====== Materials provided

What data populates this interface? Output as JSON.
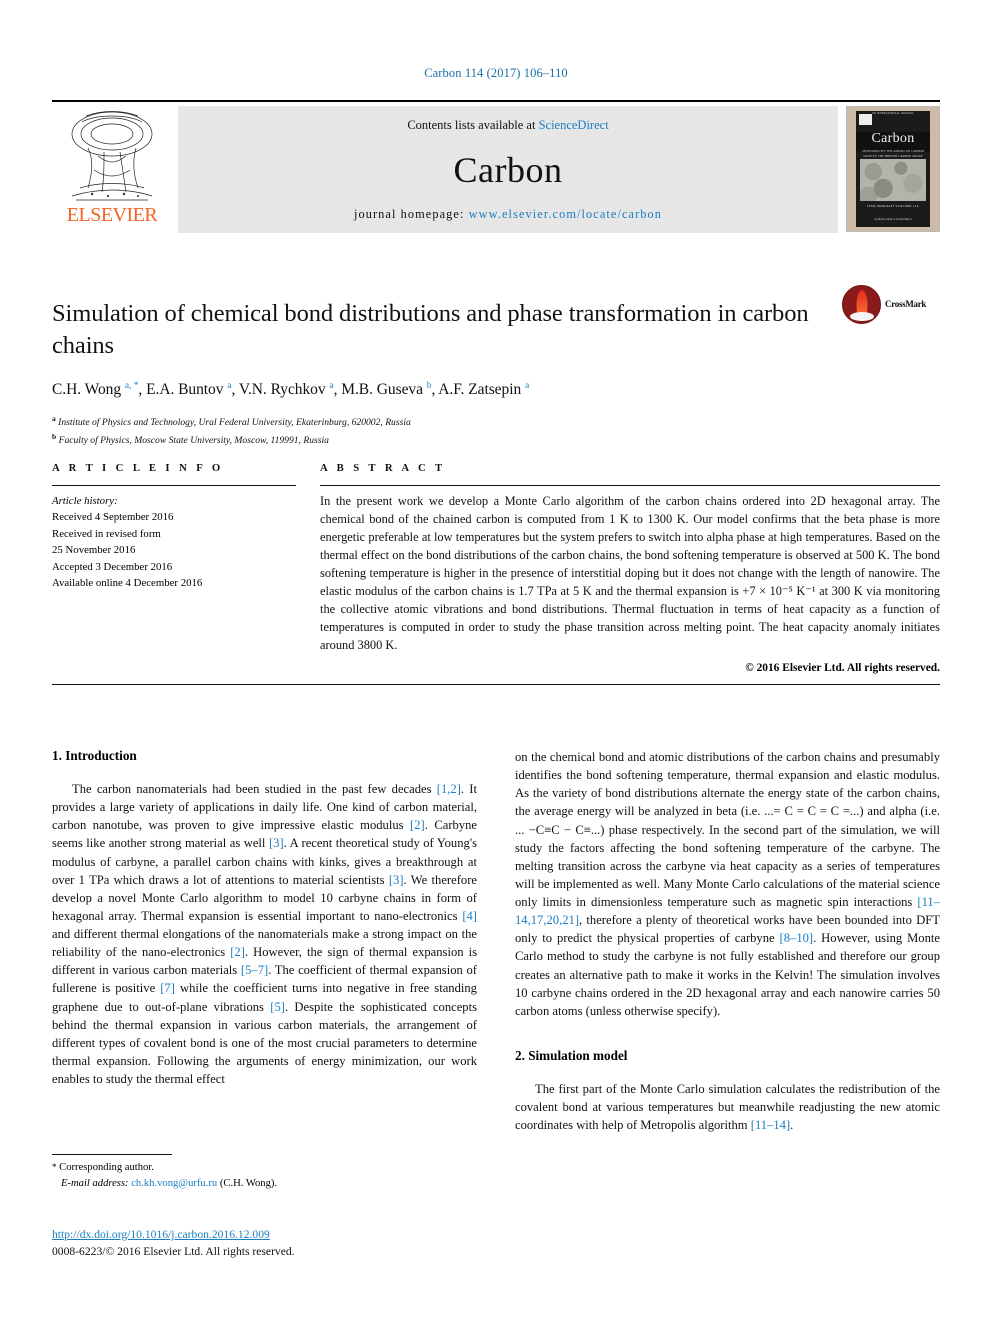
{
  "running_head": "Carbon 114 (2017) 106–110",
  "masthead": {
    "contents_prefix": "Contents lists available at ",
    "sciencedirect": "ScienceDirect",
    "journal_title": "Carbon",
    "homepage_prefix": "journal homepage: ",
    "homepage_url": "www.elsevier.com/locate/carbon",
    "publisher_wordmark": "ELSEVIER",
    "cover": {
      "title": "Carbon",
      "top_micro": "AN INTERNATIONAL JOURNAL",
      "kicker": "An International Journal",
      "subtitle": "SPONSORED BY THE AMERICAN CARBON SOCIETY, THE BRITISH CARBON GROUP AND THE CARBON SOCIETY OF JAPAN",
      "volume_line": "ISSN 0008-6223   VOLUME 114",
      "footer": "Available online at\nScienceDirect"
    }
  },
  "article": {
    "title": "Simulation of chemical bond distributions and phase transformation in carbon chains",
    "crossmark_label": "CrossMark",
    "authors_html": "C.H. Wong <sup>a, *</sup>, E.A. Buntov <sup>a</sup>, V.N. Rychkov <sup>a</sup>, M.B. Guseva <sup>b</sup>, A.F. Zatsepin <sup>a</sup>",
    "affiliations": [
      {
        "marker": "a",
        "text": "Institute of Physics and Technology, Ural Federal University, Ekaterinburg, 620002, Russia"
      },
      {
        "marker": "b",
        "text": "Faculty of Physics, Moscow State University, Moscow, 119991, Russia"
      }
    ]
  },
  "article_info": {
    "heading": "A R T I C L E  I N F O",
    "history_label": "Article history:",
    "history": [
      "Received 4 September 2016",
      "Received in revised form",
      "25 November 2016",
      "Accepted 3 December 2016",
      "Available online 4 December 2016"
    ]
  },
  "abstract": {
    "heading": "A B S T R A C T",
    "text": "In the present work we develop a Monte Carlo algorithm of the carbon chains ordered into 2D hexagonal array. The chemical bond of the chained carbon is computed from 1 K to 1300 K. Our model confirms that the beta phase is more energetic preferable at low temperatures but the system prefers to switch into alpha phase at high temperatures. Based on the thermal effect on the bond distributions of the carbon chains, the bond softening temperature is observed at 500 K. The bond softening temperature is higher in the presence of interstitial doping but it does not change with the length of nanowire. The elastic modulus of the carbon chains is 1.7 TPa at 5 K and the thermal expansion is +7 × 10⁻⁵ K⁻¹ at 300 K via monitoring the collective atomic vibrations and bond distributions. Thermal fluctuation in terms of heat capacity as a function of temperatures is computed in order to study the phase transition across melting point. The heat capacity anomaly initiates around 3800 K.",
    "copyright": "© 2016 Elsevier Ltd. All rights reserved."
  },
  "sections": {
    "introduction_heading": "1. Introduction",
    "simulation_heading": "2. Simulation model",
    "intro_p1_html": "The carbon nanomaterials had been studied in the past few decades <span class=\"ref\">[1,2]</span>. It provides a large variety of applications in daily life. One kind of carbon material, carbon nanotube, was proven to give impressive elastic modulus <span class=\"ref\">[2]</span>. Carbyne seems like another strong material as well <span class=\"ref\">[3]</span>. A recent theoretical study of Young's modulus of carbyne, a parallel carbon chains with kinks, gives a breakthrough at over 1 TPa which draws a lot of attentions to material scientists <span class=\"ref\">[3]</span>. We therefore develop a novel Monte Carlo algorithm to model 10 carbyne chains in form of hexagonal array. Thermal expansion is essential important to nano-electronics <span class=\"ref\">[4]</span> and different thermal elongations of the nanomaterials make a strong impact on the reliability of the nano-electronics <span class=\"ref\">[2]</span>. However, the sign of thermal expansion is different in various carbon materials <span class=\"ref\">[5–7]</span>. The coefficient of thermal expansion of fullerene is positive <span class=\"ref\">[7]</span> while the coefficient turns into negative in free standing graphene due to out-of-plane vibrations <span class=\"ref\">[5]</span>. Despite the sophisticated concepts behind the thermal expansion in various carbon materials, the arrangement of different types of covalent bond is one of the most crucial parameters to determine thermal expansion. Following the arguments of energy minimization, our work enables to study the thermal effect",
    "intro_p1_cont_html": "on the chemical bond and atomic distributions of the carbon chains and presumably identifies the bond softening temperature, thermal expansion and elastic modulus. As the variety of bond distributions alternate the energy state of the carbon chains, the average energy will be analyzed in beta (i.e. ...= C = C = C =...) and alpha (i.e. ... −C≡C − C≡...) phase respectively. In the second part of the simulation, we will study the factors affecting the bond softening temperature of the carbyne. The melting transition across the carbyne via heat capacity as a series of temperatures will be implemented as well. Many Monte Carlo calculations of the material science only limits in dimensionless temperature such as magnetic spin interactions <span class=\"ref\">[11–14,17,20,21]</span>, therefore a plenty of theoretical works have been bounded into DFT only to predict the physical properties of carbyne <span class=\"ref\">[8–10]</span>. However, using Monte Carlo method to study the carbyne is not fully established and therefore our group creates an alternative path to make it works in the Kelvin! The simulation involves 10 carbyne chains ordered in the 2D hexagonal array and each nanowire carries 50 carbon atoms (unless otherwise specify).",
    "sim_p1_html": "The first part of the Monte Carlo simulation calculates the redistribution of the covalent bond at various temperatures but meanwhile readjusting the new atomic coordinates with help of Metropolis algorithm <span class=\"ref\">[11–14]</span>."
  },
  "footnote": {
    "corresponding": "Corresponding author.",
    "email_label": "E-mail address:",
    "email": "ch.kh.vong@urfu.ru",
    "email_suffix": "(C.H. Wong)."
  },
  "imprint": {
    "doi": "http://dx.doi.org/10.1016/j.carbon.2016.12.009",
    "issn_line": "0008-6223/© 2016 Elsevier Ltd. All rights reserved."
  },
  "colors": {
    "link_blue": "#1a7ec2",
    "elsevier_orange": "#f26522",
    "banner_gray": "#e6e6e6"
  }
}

============

## Task to complete
Work through the data and report how many of its lines hold the word "rights", giving only the figure.

## Expected output
2